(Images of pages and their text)
--------

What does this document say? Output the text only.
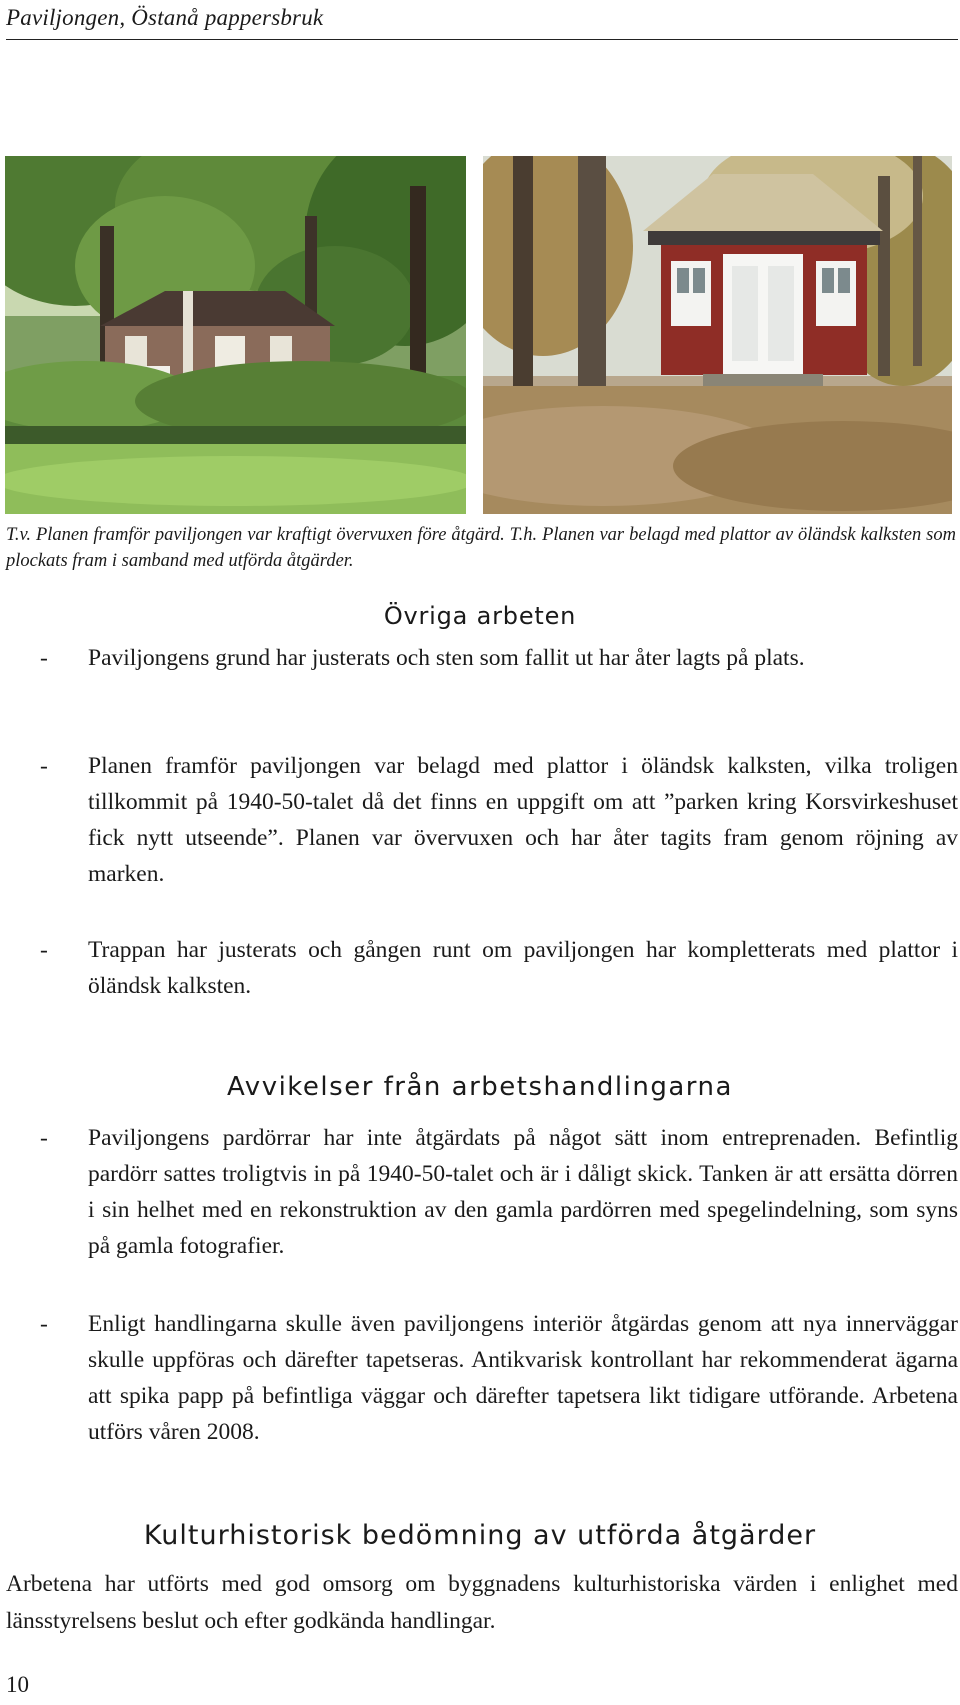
Paviljongen, Östanå pappersbruk
T.v. Planen framför paviljongen var kraftigt övervuxen före åtgärd. T.h. Planen var belagd med plattor av öländsk kalksten som plockats fram i samband med utförda åtgärder.
Övriga arbeten
-	Paviljongens grund har justerats och sten som fallit ut har åter lagts på plats.
-	Planen framför paviljongen var belagd med plattor i öländsk kalksten, vilka troligen tillkommit på 1940-50-talet då det finns en uppgift om att ”parken kring Korsvirkeshuset fick nytt utseende”. Planen var övervuxen och har åter tagits fram genom röjning av marken.
-	Trappan har justerats och gången runt om paviljongen har kompletterats med plattor i öländsk kalksten.
Avvikelser från arbetshandlingarna
-	Paviljongens pardörrar har inte åtgärdats på något sätt inom entreprenaden. Befintlig pardörr sattes troligtvis in på 1940-50-talet och är i dåligt skick. Tanken är att ersätta dörren i sin helhet med en rekonstruktion av den gamla pardörren med spegelindelning, som syns på gamla fotografier.
-	Enligt handlingarna skulle även paviljongens interiör åtgärdas genom att nya innerväggar skulle uppföras och därefter tapetseras. Antikvarisk kontrollant har rekommenderat ägarna att spika papp på befintliga väggar och därefter tapetsera likt tidigare utförande. Arbetena utförs våren 2008.
Kulturhistorisk bedömning av utförda åtgärder
Arbetena har utförts med god omsorg om byggnadens kulturhistoriska värden i enlighet med länsstyrelsens beslut och efter godkända handlingar.
10
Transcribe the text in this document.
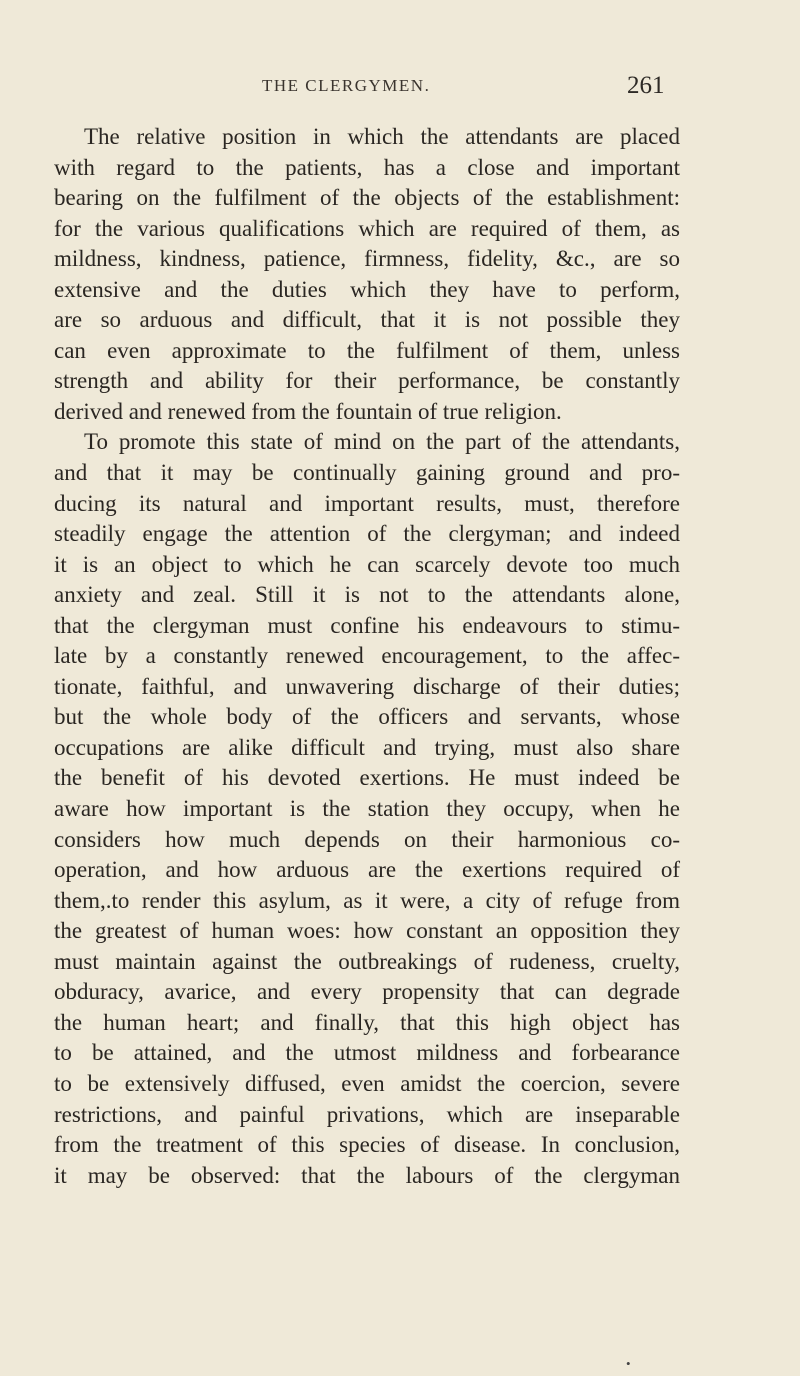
THE CLERGYMEN.	261
The relative position in which the attendants are placed
with regard to the patients, has a close and important
bearing on the fulfilment of the objects of the establishment:
for the various qualifications which are required of them, as
mildness, kindness, patience, firmness, fidelity, &c., are so
extensive and the duties which they have to perform,
are so arduous and difficult, that it is not possible they
can even approximate to the fulfilment of them, unless
strength and ability for their performance, be constantly
derived and renewed from the fountain of true religion.
To promote this state of mind on the part of the attendants,
and that it may be continually gaining ground and pro-
ducing its natural and important results, must, therefore
steadily engage the attention of the clergyman; and indeed
it is an object to which he can scarcely devote too much
anxiety and zeal. Still it is not to the attendants alone,
that the clergyman must confine his endeavours to stimu-
late by a constantly renewed encouragement, to the affec-
tionate, faithful, and unwavering discharge of their duties;
but the whole body of the officers and servants, whose
occupations are alike difficult and trying, must also share
the benefit of his devoted exertions. He must indeed be
aware how important is the station they occupy, when he
considers how much depends on their harmonious co-
operation, and how arduous are the exertions required of
them,.to render this asylum, as it were, a city of refuge from
the greatest of human woes: how constant an opposition they
must maintain against the outbreakings of rudeness, cruelty,
obduracy, avarice, and every propensity that can degrade
the human heart; and finally, that this high object has
to be attained, and the utmost mildness and forbearance
to be extensively diffused, even amidst the coercion, severe
restrictions, and painful privations, which are inseparable
from the treatment of this species of disease. In conclusion,
it may be observed: that the labours of the clergyman
•
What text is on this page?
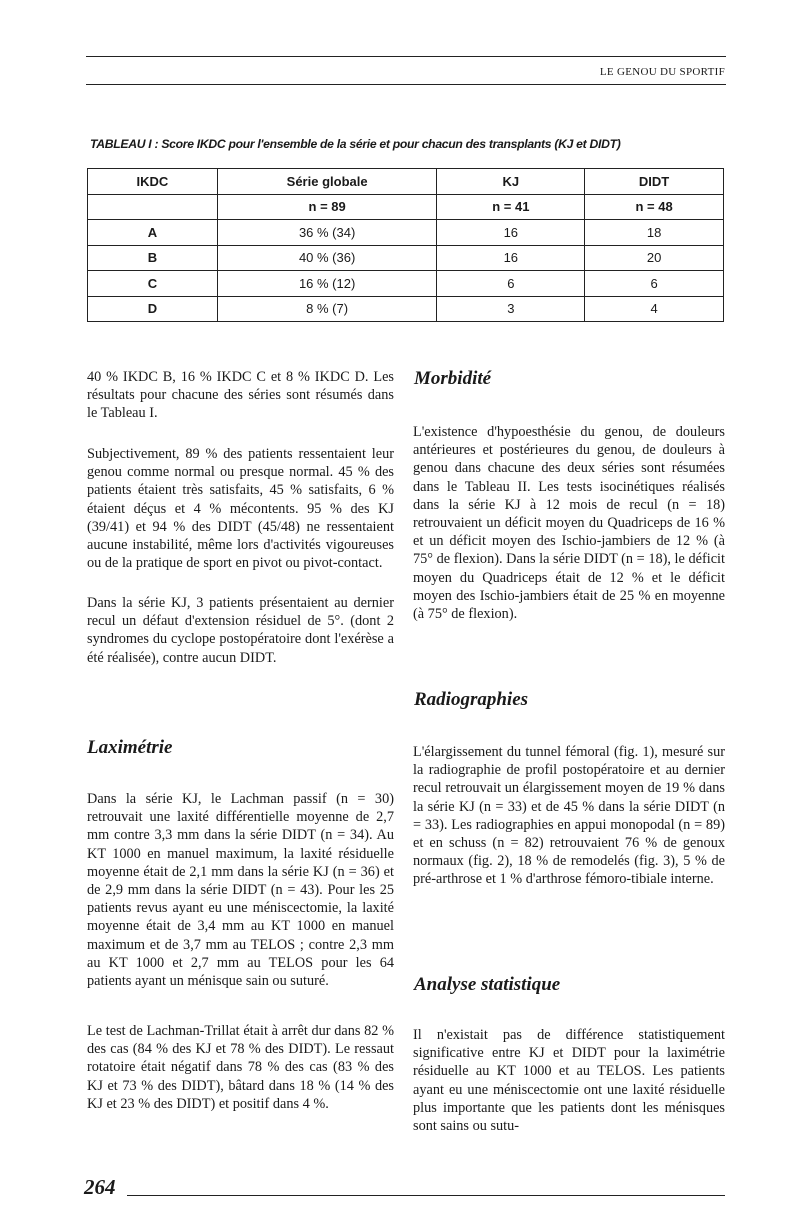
LE GENOU DU SPORTIF
TABLEAU I : Score IKDC pour l'ensemble de la série et pour chacun des transplants (KJ et DIDT)
IKDC	Série globale	KJ	DIDT
	n = 89	n = 41	n = 48
A	36 % (34)	16	18
B	40 % (36)	16	20
C	16 % (12)	6	6
D	8 % (7)	3	4

40 % IKDC B, 16 % IKDC C et 8 % IKDC D. Les résultats pour chacune des séries sont résumés dans le Tableau I.

Subjectivement, 89 % des patients ressentaient leur genou comme normal ou presque normal. 45 % des patients étaient très satisfaits, 45 % satisfaits, 6 % étaient déçus et 4 % mécontents. 95 % des KJ (39/41) et 94 % des DIDT (45/48) ne ressentaient aucune instabilité, même lors d'activités vigoureuses ou de la pratique de sport en pivot ou pivot-contact.

Dans la série KJ, 3 patients présentaient au dernier recul un défaut d'extension résiduel de 5°. (dont 2 syndromes du cyclope postopératoire dont l'exérèse a été réalisée), contre aucun DIDT.

Laximétrie

Dans la série KJ, le Lachman passif (n = 30) retrouvait une laxité différentielle moyenne de 2,7 mm contre 3,3 mm dans la série DIDT (n = 34). Au KT 1000 en manuel maximum, la laxité résiduelle moyenne était de 2,1 mm dans la série KJ (n = 36) et de 2,9 mm dans la série DIDT (n = 43). Pour les 25 patients revus ayant eu une méniscectomie, la laxité moyenne était de 3,4 mm au KT 1000 en manuel maximum et de 3,7 mm au TELOS ; contre 2,3 mm au KT 1000 et 2,7 mm au TELOS pour les 64 patients ayant un ménisque sain ou suturé.

Le test de Lachman-Trillat était à arrêt dur dans 82 % des cas (84 % des KJ et 78 % des DIDT). Le ressaut rotatoire était négatif dans 78 % des cas (83 % des KJ et 73 % des DIDT), bâtard dans 18 % (14 % des KJ et 23 % des DIDT) et positif dans 4 %.

Morbidité

L'existence d'hypoesthésie du genou, de douleurs antérieures et postérieures du genou, de douleurs à genou dans chacune des deux séries sont résumées dans le Tableau II. Les tests isocinétiques réalisés dans la série KJ à 12 mois de recul (n = 18) retrouvaient un déficit moyen du Quadriceps de 16 % et un déficit moyen des Ischio-jambiers de 12 % (à 75° de flexion). Dans la série DIDT (n = 18), le déficit moyen du Quadriceps était de 12 % et le déficit moyen des Ischio-jambiers était de 25 % en moyenne (à 75° de flexion).

Radiographies

L'élargissement du tunnel fémoral (fig. 1), mesuré sur la radiographie de profil postopératoire et au dernier recul retrouvait un élargissement moyen de 19 % dans la série KJ (n = 33) et de 45 % dans la série DIDT (n = 33). Les radiographies en appui monopodal (n = 89) et en schuss (n = 82) retrouvaient 76 % de genoux normaux (fig. 2), 18 % de remodelés (fig. 3), 5 % de pré-arthrose et 1 % d'arthrose fémoro-tibiale interne.

Analyse statistique

Il n'existait pas de différence statistiquement significative entre KJ et DIDT pour la laximétrie résiduelle au KT 1000 et au TELOS. Les patients ayant eu une méniscectomie ont une laxité résiduelle plus importante que les patients dont les ménisques sont sains ou sutu-

264
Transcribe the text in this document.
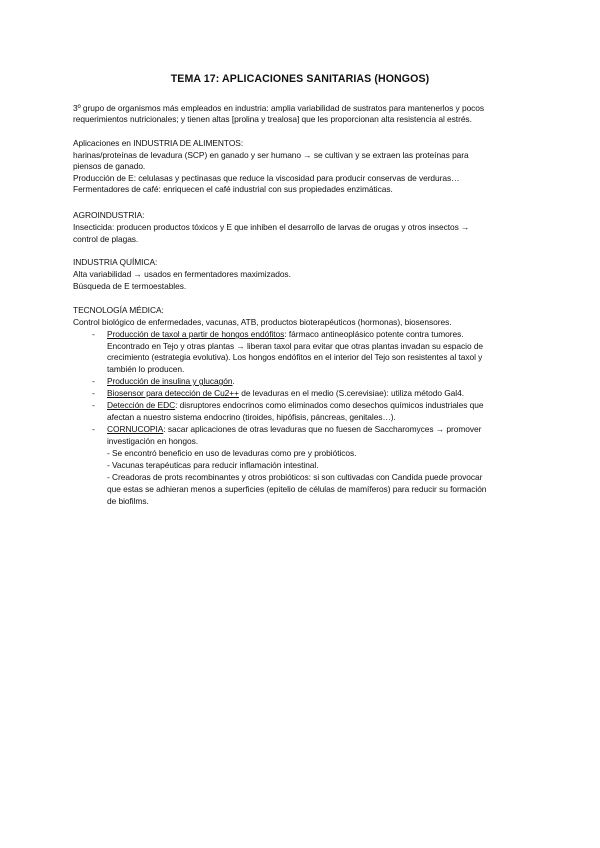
TEMA 17: APLICACIONES SANITARIAS (HONGOS)
3º grupo de organismos más empleados en industria: amplia variabilidad de sustratos para mantenerlos y pocos
requerimientos nutricionales; y tienen altas [prolina y trealosa] que les proporcionan alta resistencia al estrés.
Aplicaciones en INDUSTRIA DE ALIMENTOS:
harinas/proteínas de levadura (SCP) en ganado y ser humano → se cultivan y se extraen las proteínas para
piensos de ganado.
Producción de E: celulasas y pectinasas que reduce la viscosidad para producir conservas de verduras…
Fermentadores de café: enriquecen el café industrial con sus propiedades enzimáticas.
AGROINDUSTRIA:
Insecticida: producen productos tóxicos y E que inhiben el desarrollo de larvas de orugas y otros insectos →
control de plagas.
INDUSTRIA QUÍMICA:
Alta variabilidad → usados en fermentadores maximizados.
Búsqueda de E termoestables.
TECNOLOGÍA MÉDICA:
Control biológico de enfermedades, vacunas, ATB, productos bioterapéuticos (hormonas), biosensores.
- Producción de taxol a partir de hongos endófitos: fármaco antineoplásico potente contra tumores.
Encontrado en Tejo y otras plantas → liberan taxol para evitar que otras plantas invadan su espacio de
crecimiento (estrategia evolutiva). Los hongos endófitos en el interior del Tejo son resistentes al taxol y
también lo producen.
- Producción de insulina y glucagón.
- Biosensor para detección de Cu2++ de levaduras en el medio (S.cerevisiae): utiliza método Gal4.
- Detección de EDC: disruptores endocrinos como eliminados como desechos químicos industriales que
afectan a nuestro sistema endocrino (tiroides, hipófisis, páncreas, genitales…).
- CORNUCOPIA: sacar aplicaciones de otras levaduras que no fuesen de Saccharomyces → promover
investigación en hongos.
- Se encontró beneficio en uso de levaduras como pre y probióticos.
- Vacunas terapéuticas para reducir inflamación intestinal.
- Creadoras de prots recombinantes y otros probióticos: si son cultivadas con Candida puede provocar
que estas se adhieran menos a superficies (epitelio de células de mamíferos) para reducir su formación
de biofilms.
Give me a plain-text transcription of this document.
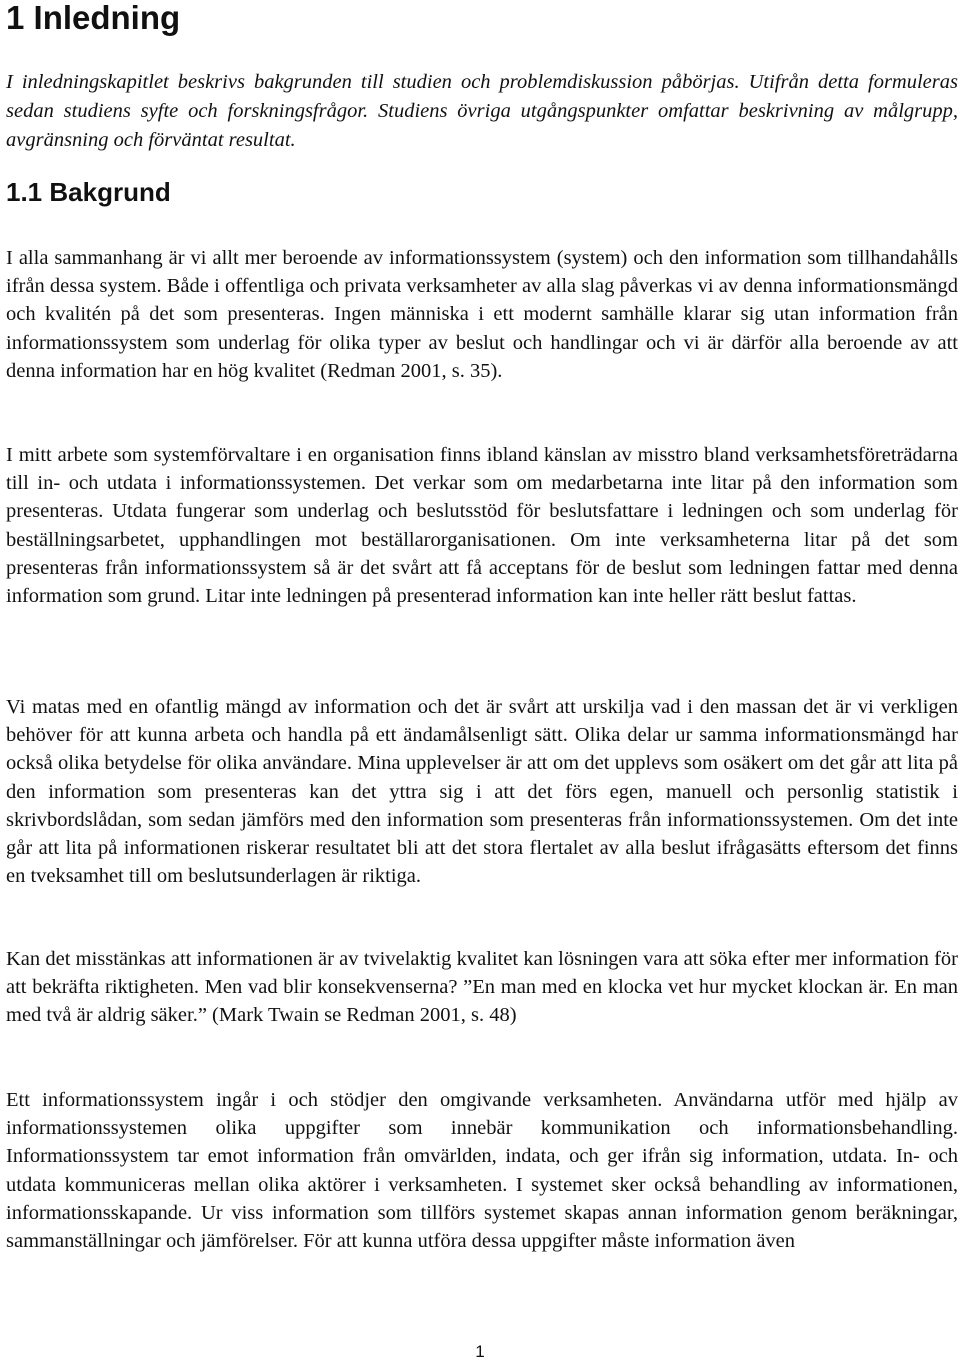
1 Inledning

I inledningskapitlet beskrivs bakgrunden till studien och problemdiskussion påbörjas. Utifrån detta formuleras sedan studiens syfte och forskningsfrågor. Studiens övriga utgångspunkter omfattar beskrivning av målgrupp, avgränsning och förväntat resultat.

1.1 Bakgrund

I alla sammanhang är vi allt mer beroende av informationssystem (system) och den information som tillhandahålls ifrån dessa system. Både i offentliga och privata verksamheter av alla slag påverkas vi av denna informationsmängd och kvalitén på det som presenteras. Ingen människa i ett modernt samhälle klarar sig utan information från informationssystem som underlag för olika typer av beslut och handlingar och vi är därför alla beroende av att denna information har en hög kvalitet (Redman 2001, s. 35).

I mitt arbete som systemförvaltare i en organisation finns ibland känslan av misstro bland verksamhetsföreträdarna till in- och utdata i informationssystemen. Det verkar som om medarbetarna inte litar på den information som presenteras. Utdata fungerar som underlag och beslutsstöd för beslutsfattare i ledningen och som underlag för beställningsarbetet, upphandlingen mot beställarorganisationen. Om inte verksamheterna litar på det som presenteras från informationssystem så är det svårt att få acceptans för de beslut som ledningen fattar med denna information som grund. Litar inte ledningen på presenterad information kan inte heller rätt beslut fattas.

Vi matas med en ofantlig mängd av information och det är svårt att urskilja vad i den massan det är vi verkligen behöver för att kunna arbeta och handla på ett ändamålsenligt sätt. Olika delar ur samma informationsmängd har också olika betydelse för olika användare. Mina upplevelser är att om det upplevs som osäkert om det går att lita på den information som presenteras kan det yttra sig i att det förs egen, manuell och personlig statistik i skrivbordslådan, som sedan jämförs med den information som presenteras från informationssystemen. Om det inte går att lita på informationen riskerar resultatet bli att det stora flertalet av alla beslut ifrågasätts eftersom det finns en tveksamhet till om beslutsunderlagen är riktiga.

Kan det misstänkas att informationen är av tvivelaktig kvalitet kan lösningen vara att söka efter mer information för att bekräfta riktigheten. Men vad blir konsekvenserna? ”En man med en klocka vet hur mycket klockan är. En man med två är aldrig säker.” (Mark Twain se Redman 2001, s. 48)

Ett informationssystem ingår i och stödjer den omgivande verksamheten. Användarna utför med hjälp av informationssystemen olika uppgifter som innebär kommunikation och informationsbehandling. Informationssystem tar emot information från omvärlden, indata, och ger ifrån sig information, utdata. In- och utdata kommuniceras mellan olika aktörer i verksamheten. I systemet sker också behandling av informationen, informationsskapande. Ur viss information som tillförs systemet skapas annan information genom beräkningar, sammanställningar och jämförelser. För att kunna utföra dessa uppgifter måste information även

1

--------

Problem description: State the number of lines in the entries above that contain the word "svårt", and nothing more.

Response: 2